(Rows from a dataset)
= = =

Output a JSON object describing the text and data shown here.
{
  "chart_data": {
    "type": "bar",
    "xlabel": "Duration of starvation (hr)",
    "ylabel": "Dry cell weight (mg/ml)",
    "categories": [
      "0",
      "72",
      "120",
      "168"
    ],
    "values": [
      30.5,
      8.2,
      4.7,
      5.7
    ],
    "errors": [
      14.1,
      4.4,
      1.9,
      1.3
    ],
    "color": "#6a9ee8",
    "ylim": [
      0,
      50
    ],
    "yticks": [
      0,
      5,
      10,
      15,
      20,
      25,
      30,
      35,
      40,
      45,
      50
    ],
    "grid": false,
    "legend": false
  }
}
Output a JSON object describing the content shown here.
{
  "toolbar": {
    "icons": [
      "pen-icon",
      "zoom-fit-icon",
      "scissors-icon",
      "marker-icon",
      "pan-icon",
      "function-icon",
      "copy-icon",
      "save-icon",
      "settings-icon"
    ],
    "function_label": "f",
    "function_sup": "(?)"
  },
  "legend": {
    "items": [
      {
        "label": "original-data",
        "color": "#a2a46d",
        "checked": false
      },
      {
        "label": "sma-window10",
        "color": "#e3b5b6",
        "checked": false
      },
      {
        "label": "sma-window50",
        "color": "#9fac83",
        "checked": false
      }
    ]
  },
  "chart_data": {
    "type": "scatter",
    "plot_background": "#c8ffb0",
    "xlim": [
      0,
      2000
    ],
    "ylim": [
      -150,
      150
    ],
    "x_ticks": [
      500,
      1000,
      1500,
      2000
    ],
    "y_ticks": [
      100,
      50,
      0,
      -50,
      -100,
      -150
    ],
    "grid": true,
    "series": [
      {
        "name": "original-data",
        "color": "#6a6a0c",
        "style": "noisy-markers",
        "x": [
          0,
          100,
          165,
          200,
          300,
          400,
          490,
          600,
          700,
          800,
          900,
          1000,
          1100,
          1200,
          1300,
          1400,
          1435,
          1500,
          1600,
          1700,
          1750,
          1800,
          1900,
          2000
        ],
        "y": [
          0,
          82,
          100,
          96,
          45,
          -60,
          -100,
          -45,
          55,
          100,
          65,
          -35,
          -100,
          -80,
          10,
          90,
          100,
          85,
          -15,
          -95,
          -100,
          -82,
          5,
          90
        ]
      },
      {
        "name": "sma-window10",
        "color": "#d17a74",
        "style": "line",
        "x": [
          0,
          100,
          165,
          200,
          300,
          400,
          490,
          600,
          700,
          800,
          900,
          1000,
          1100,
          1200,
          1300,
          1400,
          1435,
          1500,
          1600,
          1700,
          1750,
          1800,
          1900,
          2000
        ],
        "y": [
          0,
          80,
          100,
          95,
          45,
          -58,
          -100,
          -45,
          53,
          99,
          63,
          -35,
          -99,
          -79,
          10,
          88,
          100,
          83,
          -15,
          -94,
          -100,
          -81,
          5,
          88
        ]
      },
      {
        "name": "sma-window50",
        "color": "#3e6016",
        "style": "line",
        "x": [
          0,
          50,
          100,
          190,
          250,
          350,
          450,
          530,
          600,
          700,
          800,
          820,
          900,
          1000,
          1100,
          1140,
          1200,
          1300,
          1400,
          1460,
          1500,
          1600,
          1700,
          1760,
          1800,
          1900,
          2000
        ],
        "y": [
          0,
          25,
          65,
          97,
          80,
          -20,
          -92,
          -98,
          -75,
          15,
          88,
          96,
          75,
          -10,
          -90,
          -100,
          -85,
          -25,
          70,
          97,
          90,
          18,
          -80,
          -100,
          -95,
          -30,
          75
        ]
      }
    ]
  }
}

= = =

_Set problem_
List every line above containing the word "describing".

_Answer below_
Output a JSON object describing the text and data shown here.
Output a JSON object describing the content shown here.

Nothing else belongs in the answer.